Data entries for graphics
● ● ● ● ● ● ●
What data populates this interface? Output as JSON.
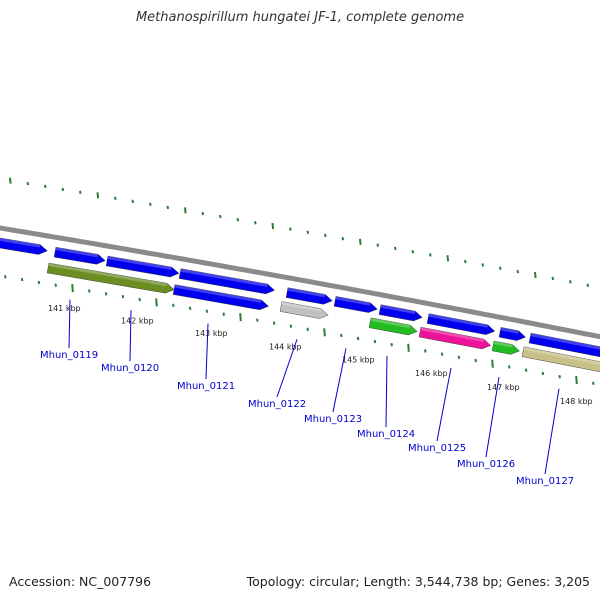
{
  "title": "Methanospirillum hungatei JF-1, complete genome",
  "footer": {
    "accession": "Accession: NC_007796",
    "summary": "Topology: circular; Length: 3,544,738 bp; Genes: 3,205"
  },
  "colors": {
    "backbone": "#8a8a8a",
    "cds": "#0000ee",
    "olive": "#6b8e23",
    "gray": "#c0c0c0",
    "green": "#22bb22",
    "magenta": "#ee1199",
    "khaki": "#c8c088",
    "tick": "#2e7d32",
    "label": "#0000cc"
  },
  "scale_labels": [
    "141 kbp",
    "142 kbp",
    "143 kbp",
    "144 kbp",
    "145 kbp",
    "146 kbp",
    "147 kbp",
    "148 kbp"
  ],
  "gene_labels": [
    "Mhun_0119",
    "Mhun_0120",
    "Mhun_0121",
    "Mhun_0122",
    "Mhun_0123",
    "Mhun_0124",
    "Mhun_0125",
    "Mhun_0126",
    "Mhun_0127"
  ]
}
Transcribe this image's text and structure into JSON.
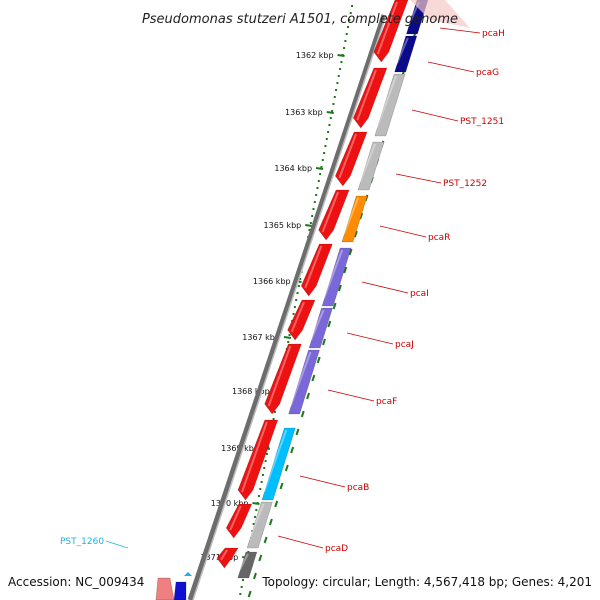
{
  "title": "Pseudomonas stutzeri A1501, complete genome",
  "footer": {
    "accession": "Accession: NC_009434",
    "summary": "Topology: circular; Length: 4,567,418 bp; Genes: 4,201"
  },
  "colors": {
    "forward_cds": "#ee1111",
    "backbone": "#888888",
    "tick": "#1a7a1a",
    "label_red": "#cc0000",
    "label_cyan": "#22b0e0",
    "dark_blue": "#0a0a8a",
    "grey": "#bbbbbb",
    "orange": "#ff8c00",
    "purple": "#7b68d8",
    "cyan": "#00bfff",
    "dark_grey": "#666666",
    "pink": "#f08080"
  },
  "ruler": [
    "1362 kbp",
    "1363 kbp",
    "1364 kbp",
    "1365 kbp",
    "1366 kbp",
    "1367 kbp",
    "1368 kbp",
    "1369 kbp",
    "1370 kbp",
    "1371 kbp"
  ],
  "genes": [
    {
      "label": "pcaH",
      "color": "dark_blue",
      "label_color": "label_red"
    },
    {
      "label": "pcaG",
      "color": "dark_blue",
      "label_color": "label_red"
    },
    {
      "label": "PST_1251",
      "color": "grey",
      "label_color": "label_red"
    },
    {
      "label": "PST_1252",
      "color": "grey",
      "label_color": "label_red"
    },
    {
      "label": "pcaR",
      "color": "orange",
      "label_color": "label_red"
    },
    {
      "label": "pcaI",
      "color": "purple",
      "label_color": "label_red"
    },
    {
      "label": "pcaJ",
      "color": "purple",
      "label_color": "label_red"
    },
    {
      "label": "pcaF",
      "color": "purple",
      "label_color": "label_red"
    },
    {
      "label": "pcaB",
      "color": "cyan",
      "label_color": "label_red"
    },
    {
      "label": "pcaD",
      "color": "grey",
      "label_color": "label_red"
    },
    {
      "label": "PST_1260",
      "color": "dark_grey",
      "label_color": "label_cyan"
    }
  ]
}
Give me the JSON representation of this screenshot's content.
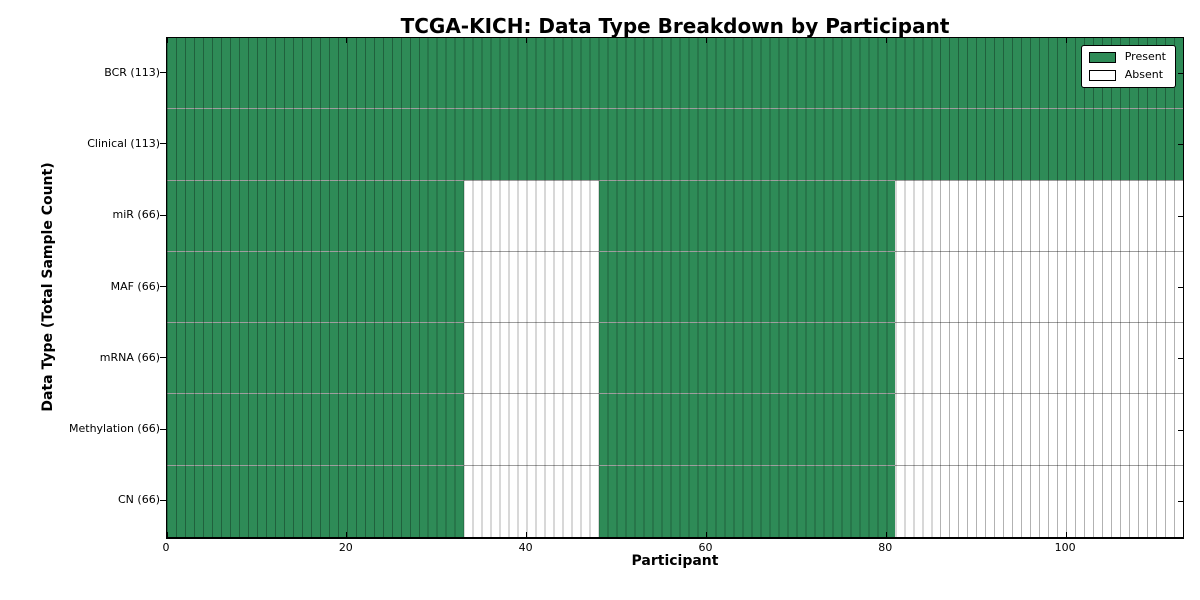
{
  "title": "TCGA-KICH: Data Type Breakdown by Participant",
  "xlabel": "Participant",
  "ylabel": "Data Type (Total Sample Count)",
  "legend": {
    "present_label": "Present",
    "absent_label": "Absent"
  },
  "colors": {
    "present": "#2e8b57",
    "absent": "#ffffff",
    "grid": "rgba(0,0,0,0.30)",
    "text": "#000000"
  },
  "chart_data": {
    "type": "heatmap",
    "title": "TCGA-KICH: Data Type Breakdown by Participant",
    "xlabel": "Participant",
    "ylabel": "Data Type (Total Sample Count)",
    "xlim": [
      0,
      113
    ],
    "x_ticks": [
      0,
      20,
      40,
      60,
      80,
      100
    ],
    "n_participants": 113,
    "legend_entries": [
      "Present",
      "Absent"
    ],
    "legend_position": "upper right",
    "grid": "per-participant vertical lines",
    "rows": [
      {
        "label": "BCR (113)",
        "total": 113,
        "present_runs": [
          [
            0,
            113
          ]
        ]
      },
      {
        "label": "Clinical (113)",
        "total": 113,
        "present_runs": [
          [
            0,
            113
          ]
        ]
      },
      {
        "label": "miR (66)",
        "total": 66,
        "present_runs": [
          [
            0,
            33
          ],
          [
            48,
            81
          ]
        ]
      },
      {
        "label": "MAF (66)",
        "total": 66,
        "present_runs": [
          [
            0,
            33
          ],
          [
            48,
            81
          ]
        ]
      },
      {
        "label": "mRNA (66)",
        "total": 66,
        "present_runs": [
          [
            0,
            33
          ],
          [
            48,
            81
          ]
        ]
      },
      {
        "label": "Methylation (66)",
        "total": 66,
        "present_runs": [
          [
            0,
            33
          ],
          [
            48,
            81
          ]
        ]
      },
      {
        "label": "CN (66)",
        "total": 66,
        "present_runs": [
          [
            0,
            33
          ],
          [
            48,
            81
          ]
        ]
      }
    ]
  }
}
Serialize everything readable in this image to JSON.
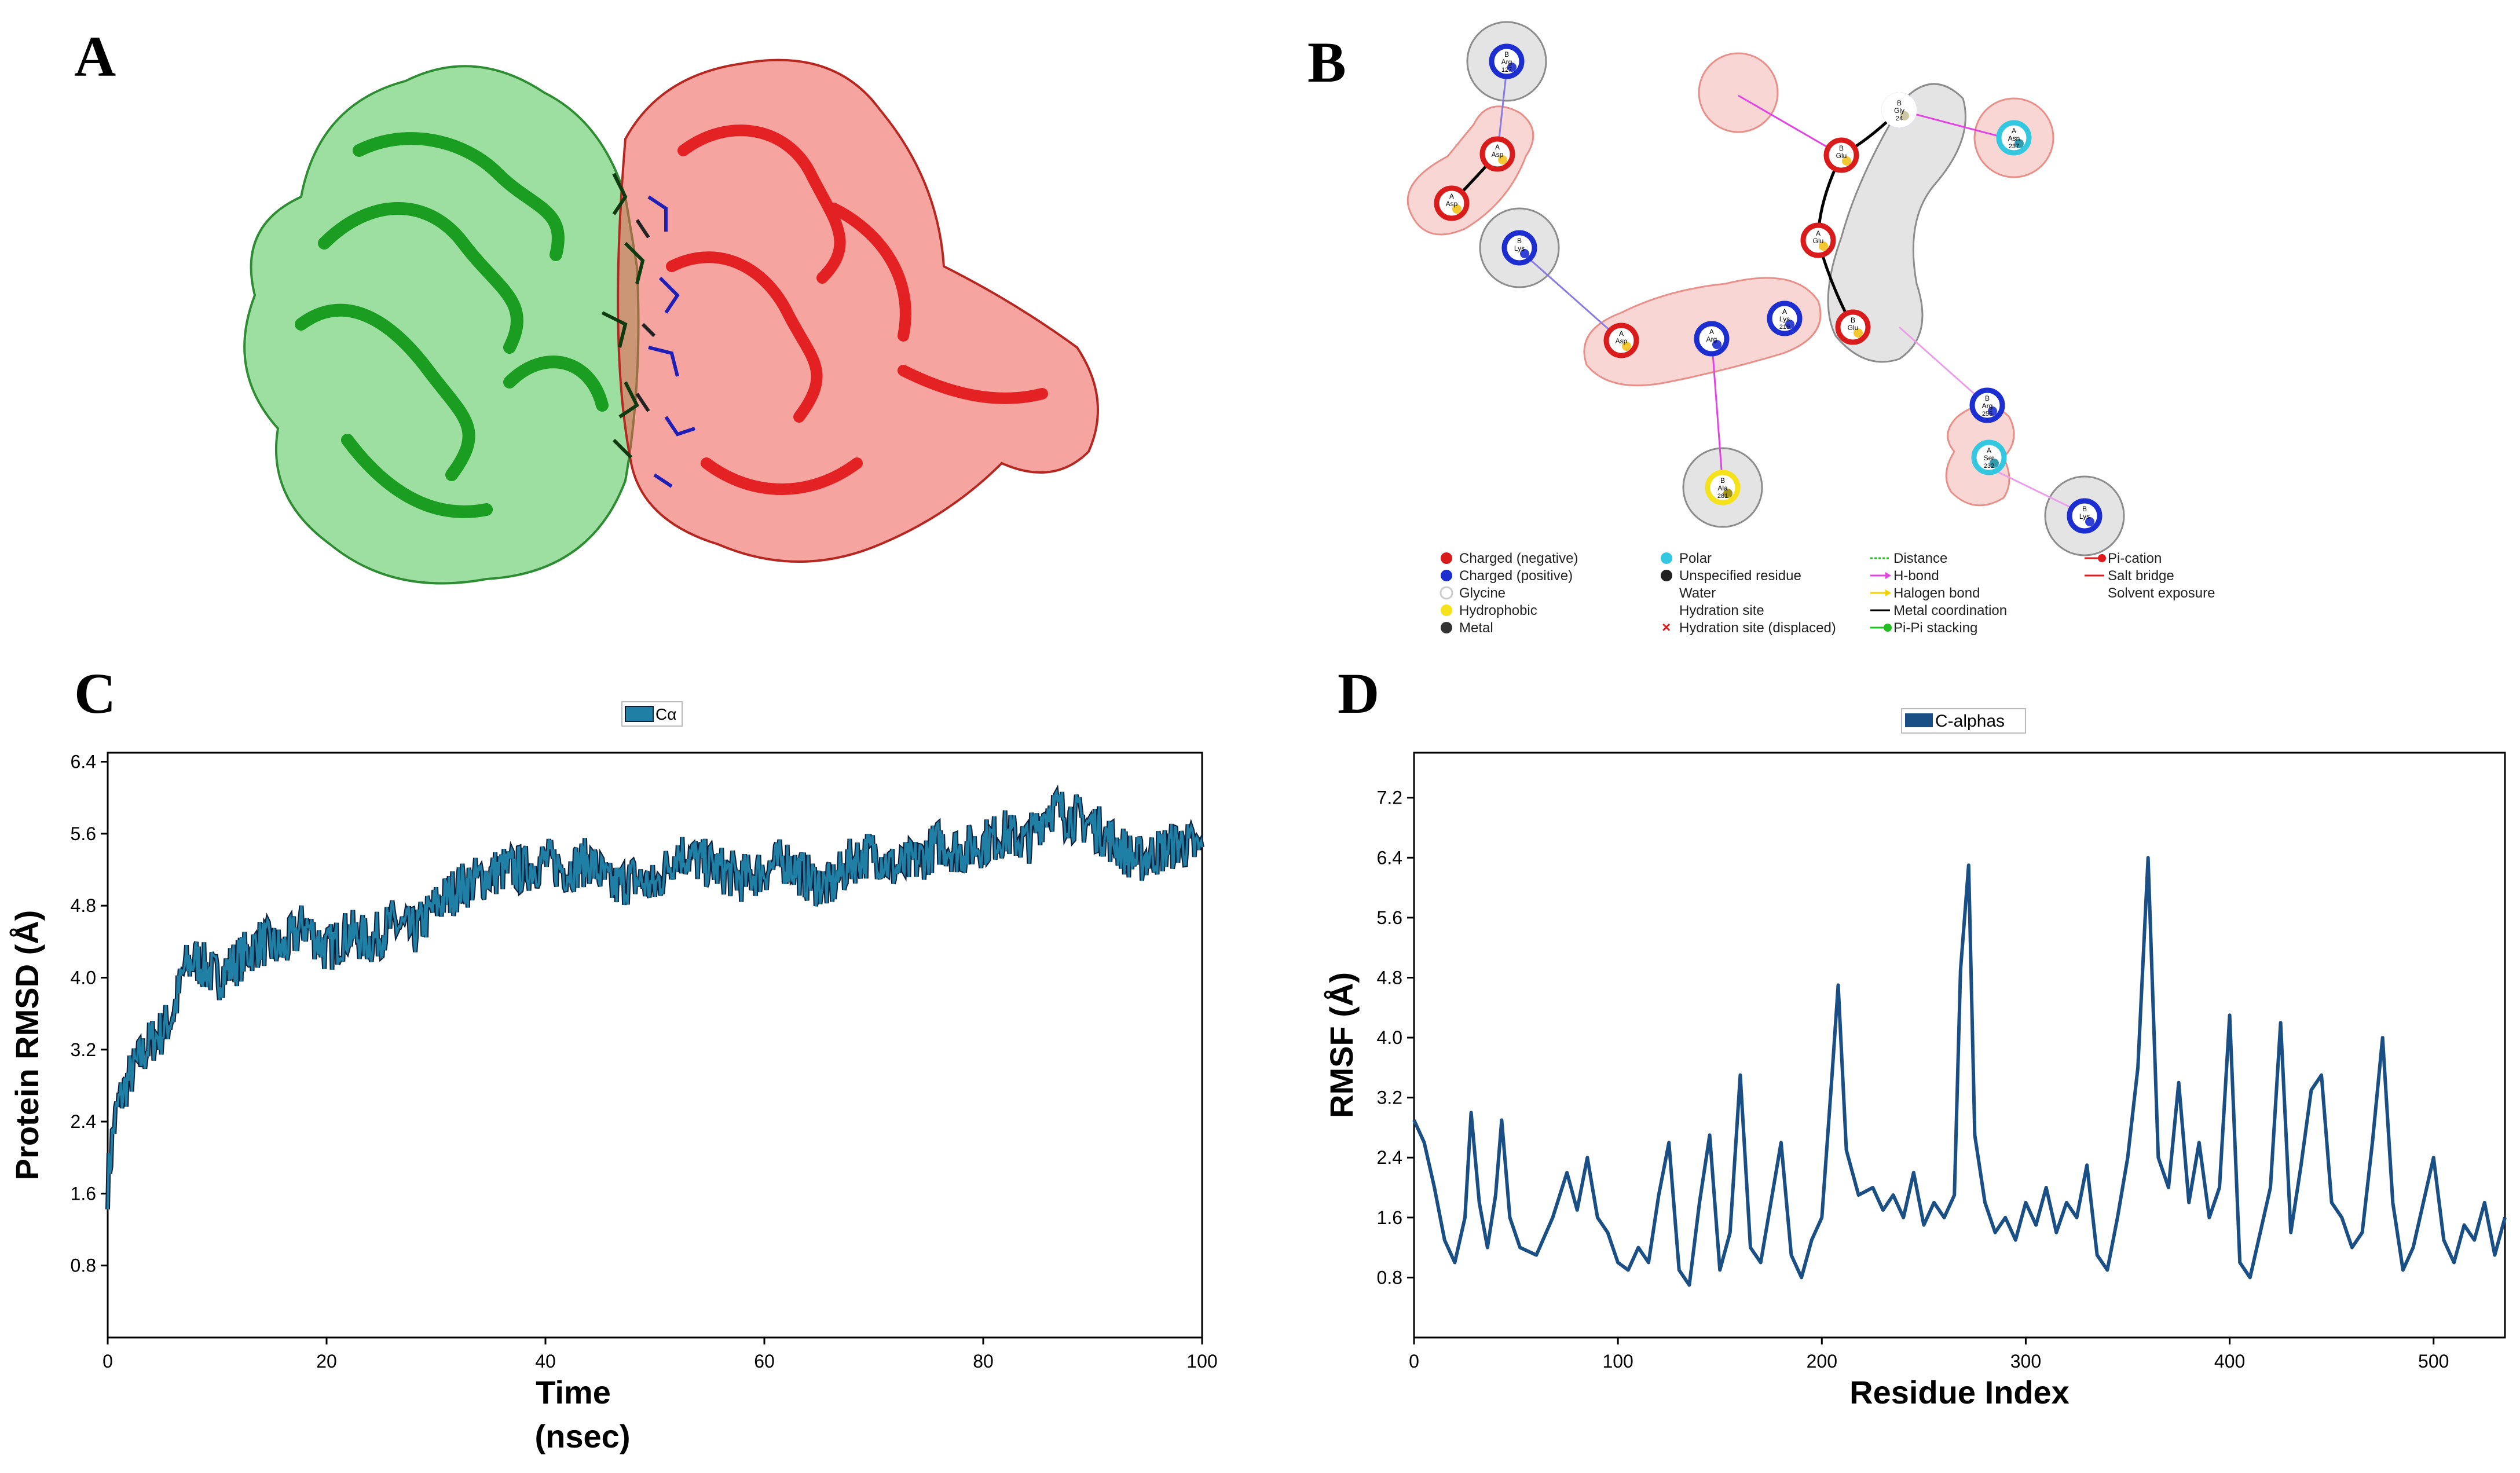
{
  "panels": {
    "a": "A",
    "b": "B",
    "c": "C",
    "d": "D"
  },
  "colors": {
    "green": "#12a21a",
    "red": "#e8251c",
    "rmsd_line": "#1f7fa4",
    "rmsd_edge": "#0b1e3c",
    "rmsf_line": "#1a4f85",
    "interaction_bg": "#f7d6d3",
    "interaction_edge": "#e98f8a",
    "grey_bg": "#e4e4e4",
    "grey_edge": "#8c8c8c"
  },
  "residues": [
    {
      "chain": "B",
      "name": "Arg",
      "num": "127",
      "kind": "positive"
    },
    {
      "chain": "A",
      "name": "Asp",
      "num": "",
      "kind": "negative"
    },
    {
      "chain": "A",
      "name": "Asp",
      "num": "",
      "kind": "negative"
    },
    {
      "chain": "B",
      "name": "Lys",
      "num": "",
      "kind": "positive"
    },
    {
      "chain": "A",
      "name": "Asp",
      "num": "",
      "kind": "negative"
    },
    {
      "chain": "A",
      "name": "Arg",
      "num": "",
      "kind": "positive"
    },
    {
      "chain": "A",
      "name": "Lys",
      "num": "219",
      "kind": "positive"
    },
    {
      "chain": "B",
      "name": "Ala",
      "num": "281",
      "kind": "hydrophobic"
    },
    {
      "chain": "B",
      "name": "Glu",
      "num": "",
      "kind": "negative"
    },
    {
      "chain": "A",
      "name": "Glu",
      "num": "",
      "kind": "negative"
    },
    {
      "chain": "B",
      "name": "Glu",
      "num": "",
      "kind": "negative"
    },
    {
      "chain": "B",
      "name": "Arg",
      "num": "",
      "kind": "positive"
    },
    {
      "chain": "B",
      "name": "Gly",
      "num": "24",
      "kind": "glycine"
    },
    {
      "chain": "A",
      "name": "Asn",
      "num": "237",
      "kind": "polar"
    },
    {
      "chain": "B",
      "name": "Arg",
      "num": "255",
      "kind": "positive"
    },
    {
      "chain": "A",
      "name": "Ser",
      "num": "232",
      "kind": "polar"
    },
    {
      "chain": "B",
      "name": "Lys",
      "num": "",
      "kind": "positive"
    }
  ],
  "legend": {
    "col1": [
      "Charged (negative)",
      "Charged (positive)",
      "Glycine",
      "Hydrophobic",
      "Metal"
    ],
    "col2": [
      "Polar",
      "Unspecified residue",
      "Water",
      "Hydration site",
      "Hydration site (displaced)"
    ],
    "col3": [
      "Distance",
      "H-bond",
      "Halogen bond",
      "Metal coordination",
      "Pi-Pi stacking"
    ],
    "col4": [
      "Pi-cation",
      "Salt bridge",
      "Solvent exposure"
    ]
  },
  "chart_data": [
    {
      "type": "line",
      "legend": "Cα",
      "title": "",
      "xlabel": "Time\n(nsec)",
      "ylabel": "Protein RMSD (Å)",
      "xlim": [
        0,
        100
      ],
      "ylim": [
        0,
        6.5
      ],
      "xticks": [
        0,
        20,
        40,
        60,
        80,
        100
      ],
      "yticks": [
        0.8,
        1.6,
        2.4,
        3.2,
        4.0,
        4.8,
        5.6,
        6.4
      ],
      "x": [
        0,
        0.5,
        1,
        2,
        3,
        4,
        5,
        6,
        7,
        8,
        9,
        10,
        12,
        14,
        16,
        18,
        20,
        22,
        24,
        26,
        28,
        30,
        32,
        34,
        36,
        38,
        40,
        42,
        44,
        46,
        48,
        50,
        52,
        54,
        56,
        58,
        60,
        62,
        64,
        66,
        68,
        70,
        72,
        74,
        76,
        78,
        80,
        82,
        84,
        86,
        88,
        90,
        92,
        94,
        96,
        98,
        100
      ],
      "values": [
        1.7,
        2.3,
        2.6,
        2.9,
        3.1,
        3.3,
        3.4,
        3.6,
        4.1,
        4.2,
        4.1,
        4.0,
        4.2,
        4.4,
        4.3,
        4.6,
        4.3,
        4.5,
        4.4,
        4.6,
        4.5,
        4.8,
        5.0,
        5.1,
        5.2,
        5.2,
        5.3,
        5.2,
        5.3,
        5.0,
        5.1,
        5.0,
        5.4,
        5.3,
        5.2,
        5.1,
        5.2,
        5.3,
        5.1,
        5.0,
        5.3,
        5.4,
        5.2,
        5.3,
        5.5,
        5.4,
        5.5,
        5.6,
        5.5,
        5.9,
        5.8,
        5.7,
        5.5,
        5.3,
        5.4,
        5.5,
        5.4
      ]
    },
    {
      "type": "line",
      "legend": "C-alphas",
      "title": "",
      "xlabel": "Residue Index",
      "ylabel": "RMSF (Å)",
      "xlim": [
        0,
        535
      ],
      "ylim": [
        0,
        7.8
      ],
      "xticks": [
        0,
        100,
        200,
        300,
        400,
        500
      ],
      "yticks": [
        0.8,
        1.6,
        2.4,
        3.2,
        4.0,
        4.8,
        5.6,
        6.4,
        7.2
      ],
      "x": [
        0,
        5,
        10,
        15,
        20,
        25,
        28,
        32,
        36,
        40,
        43,
        47,
        52,
        60,
        68,
        75,
        80,
        85,
        90,
        95,
        100,
        105,
        110,
        115,
        120,
        125,
        130,
        135,
        140,
        145,
        150,
        155,
        160,
        165,
        170,
        175,
        180,
        185,
        190,
        195,
        200,
        205,
        208,
        212,
        218,
        225,
        230,
        235,
        240,
        245,
        250,
        255,
        260,
        265,
        268,
        272,
        275,
        280,
        285,
        290,
        295,
        300,
        305,
        310,
        315,
        320,
        325,
        330,
        335,
        340,
        345,
        350,
        355,
        360,
        365,
        370,
        375,
        380,
        385,
        390,
        395,
        400,
        405,
        410,
        415,
        420,
        425,
        430,
        435,
        440,
        445,
        450,
        455,
        460,
        465,
        470,
        475,
        480,
        485,
        490,
        495,
        500,
        505,
        510,
        515,
        520,
        525,
        530,
        535
      ],
      "values": [
        2.9,
        2.6,
        2.0,
        1.3,
        1.0,
        1.6,
        3.0,
        1.8,
        1.2,
        1.9,
        2.9,
        1.6,
        1.2,
        1.1,
        1.6,
        2.2,
        1.7,
        2.4,
        1.6,
        1.4,
        1.0,
        0.9,
        1.2,
        1.0,
        1.9,
        2.6,
        0.9,
        0.7,
        1.8,
        2.7,
        0.9,
        1.4,
        3.5,
        1.2,
        1.0,
        1.8,
        2.6,
        1.1,
        0.8,
        1.3,
        1.6,
        3.5,
        4.7,
        2.5,
        1.9,
        2.0,
        1.7,
        1.9,
        1.6,
        2.2,
        1.5,
        1.8,
        1.6,
        1.9,
        4.9,
        6.3,
        2.7,
        1.8,
        1.4,
        1.6,
        1.3,
        1.8,
        1.5,
        2.0,
        1.4,
        1.8,
        1.6,
        2.3,
        1.1,
        0.9,
        1.6,
        2.4,
        3.6,
        6.4,
        2.4,
        2.0,
        3.4,
        1.8,
        2.6,
        1.6,
        2.0,
        4.3,
        1.0,
        0.8,
        1.4,
        2.0,
        4.2,
        1.4,
        2.3,
        3.3,
        3.5,
        1.8,
        1.6,
        1.2,
        1.4,
        2.6,
        4.0,
        1.8,
        0.9,
        1.2,
        1.8,
        2.4,
        1.3,
        1.0,
        1.5,
        1.3,
        1.8,
        1.1,
        1.6
      ]
    }
  ]
}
● ● ● ● ● ● ●
Look through the data above and return each line where the string "image" occurs.

Transcribe this image's text and structure into JSON.
Serialize everything readable in this image to JSON.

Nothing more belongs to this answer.